## WHAT YOU NEED TO DO
Write out the material exactly, without any of its pictures.

## DATASET CONTENT

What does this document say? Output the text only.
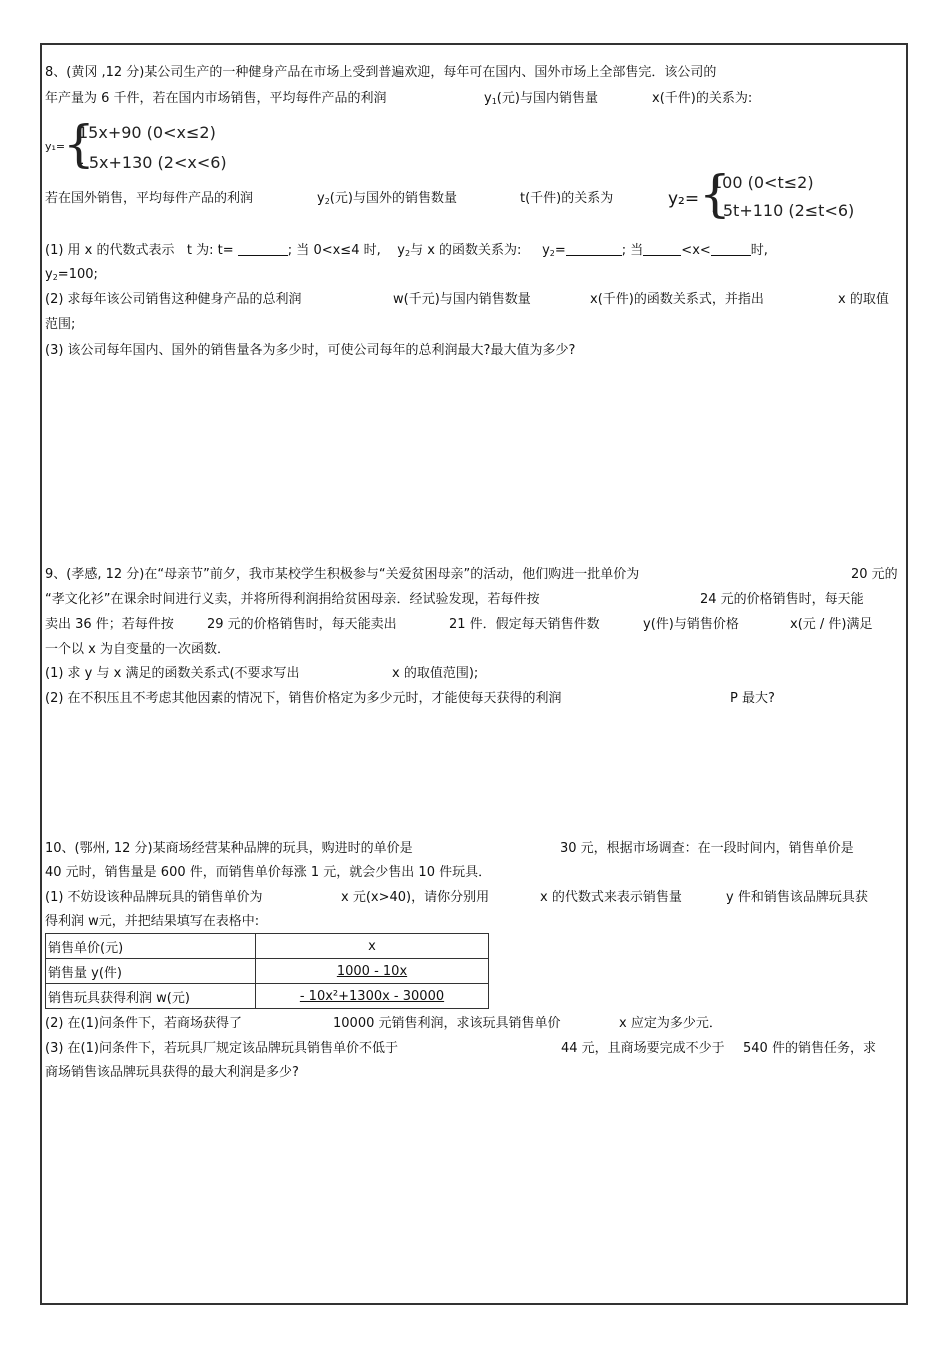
8、(黄冈 ,12 分)某公司生产的一种健身产品在市场上受到普遍欢迎，每年可在国内、国外市场上全部售完．该公司的
年产量为 6 千件，若在国内市场销售，平均每件产品的利润	$y_1$(元)与国内销售量	x(千件)的关系为:
y₁=
{
15x+90 (0<x≤2)
- 5x+130 (2<x<6)
若在国外销售，平均每件产品的利润	$y_2$(元)与国外的销售数量	t(千件)的关系为	y₂= {
100 (0<t≤2)
- 5t+110 (2≤t<6)
(1) 用 x 的代数式表示 t 为: t=	; 当 0<x≤4 时, $y_2$与 x 的函数关系为: $y_2=$	; 当	<x<	时,
$y_2=100$;
(2) 求每年该公司销售这种健身产品的总利润	w(千元)与国内销售数量	x(千件)的函数关系式，并指出	x 的取值
范围;
(3) 该公司每年国内、国外的销售量各为多少时，可使公司每年的总利润最大?最大值为多少?
9、(孝感, 12 分)在“母亲节”前夕，我市某校学生积极参与“关爱贫困母亲”的活动，他们购进一批单价为	20 元的
“孝文化衫”在课余时间进行义卖，并将所得利润捐给贫困母亲．经试验发现，若每件按	24 元的价格销售时，每天能
卖出 36 件；若每件按	29 元的价格销售时，每天能卖出	21 件．假定每天销售件数	y(件)与销售价格	x(元 / 件)满足
一个以 x 为自变量的一次函数．
(1) 求 y 与 x 满足的函数关系式(不要求写出	x 的取值范围);
(2) 在不积压且不考虑其他因素的情况下，销售价格定为多少元时，才能使每天获得的利润	P 最大?
10、(鄂州, 12 分)某商场经营某种品牌的玩具，购进时的单价是	30 元，根据市场调查：在一段时间内，销售单价是
40 元时，销售量是 600 件，而销售单价每涨 1 元，就会少售出 10 件玩具．
(1) 不妨设该种品牌玩具的销售单价为	x 元(x>40)，请你分别用	x 的代数式来表示销售量	y 件和销售该品牌玩具获
得利润 w元，并把结果填写在表格中:
销售单价(元)	x
销售量 y(件)	1000 - 10x
销售玩具获得利润 w(元)	- 10x²+1300x - 30000
(2) 在(1)问条件下，若商场获得了	10000 元销售利润，求该玩具销售单价	x 应定为多少元．
(3) 在(1)问条件下，若玩具厂规定该品牌玩具销售单价不低于	44 元，且商场要完成不少于 540 件的销售任务，求
商场销售该品牌玩具获得的最大利润是多少?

## EXERCISE RESPONSE
What does this document say? Output the text only.
8、(黄冈 ,12 分)某公司生产的一种健身产品在市场上受到普遍欢迎，每年可在国内、国外市场上全部售完．该公司的
年产量为 6 千件，若在国内市场销售，平均每件产品的利润	$y_1$(元)与国内销售量	x(千件)的关系为:
y₁=
{
15x+90 (0<x≤2)
- 5x+130 (2<x<6)
若在国外销售，平均每件产品的利润	$y_2$(元)与国外的销售数量	t(千件)的关系为	y₂= {
100 (0<t≤2)
- 5t+110 (2≤t<6)
(1) 用 x 的代数式表示 t 为: t=	; 当 0<x≤4 时, $y_2$与 x 的函数关系为: $y_2=$	; 当	<x<	时,
$y_2=100$;
(2) 求每年该公司销售这种健身产品的总利润	w(千元)与国内销售数量	x(千件)的函数关系式，并指出	x 的取值
范围;
(3) 该公司每年国内、国外的销售量各为多少时，可使公司每年的总利润最大?最大值为多少?
9、(孝感, 12 分)在“母亲节”前夕，我市某校学生积极参与“关爱贫困母亲”的活动，他们购进一批单价为	20 元的
“孝文化衫”在课余时间进行义卖，并将所得利润捐给贫困母亲．经试验发现，若每件按	24 元的价格销售时，每天能
卖出 36 件；若每件按	29 元的价格销售时，每天能卖出	21 件．假定每天销售件数	y(件)与销售价格	x(元 / 件)满足
一个以 x 为自变量的一次函数．
(1) 求 y 与 x 满足的函数关系式(不要求写出	x 的取值范围);
(2) 在不积压且不考虑其他因素的情况下，销售价格定为多少元时，才能使每天获得的利润	P 最大?
10、(鄂州, 12 分)某商场经营某种品牌的玩具，购进时的单价是	30 元，根据市场调查：在一段时间内，销售单价是
40 元时，销售量是 600 件，而销售单价每涨 1 元，就会少售出 10 件玩具．
(1) 不妨设该种品牌玩具的销售单价为	x 元(x>40)，请你分别用	x 的代数式来表示销售量	y 件和销售该品牌玩具获
得利润 w元，并把结果填写在表格中:
销售单价(元)	x
销售量 y(件)	1000 - 10x
销售玩具获得利润 w(元)	- 10x²+1300x - 30000
(2) 在(1)问条件下，若商场获得了	10000 元销售利润，求该玩具销售单价	x 应定为多少元．
(3) 在(1)问条件下，若玩具厂规定该品牌玩具销售单价不低于	44 元，且商场要完成不少于 540 件的销售任务，求
商场销售该品牌玩具获得的最大利润是多少?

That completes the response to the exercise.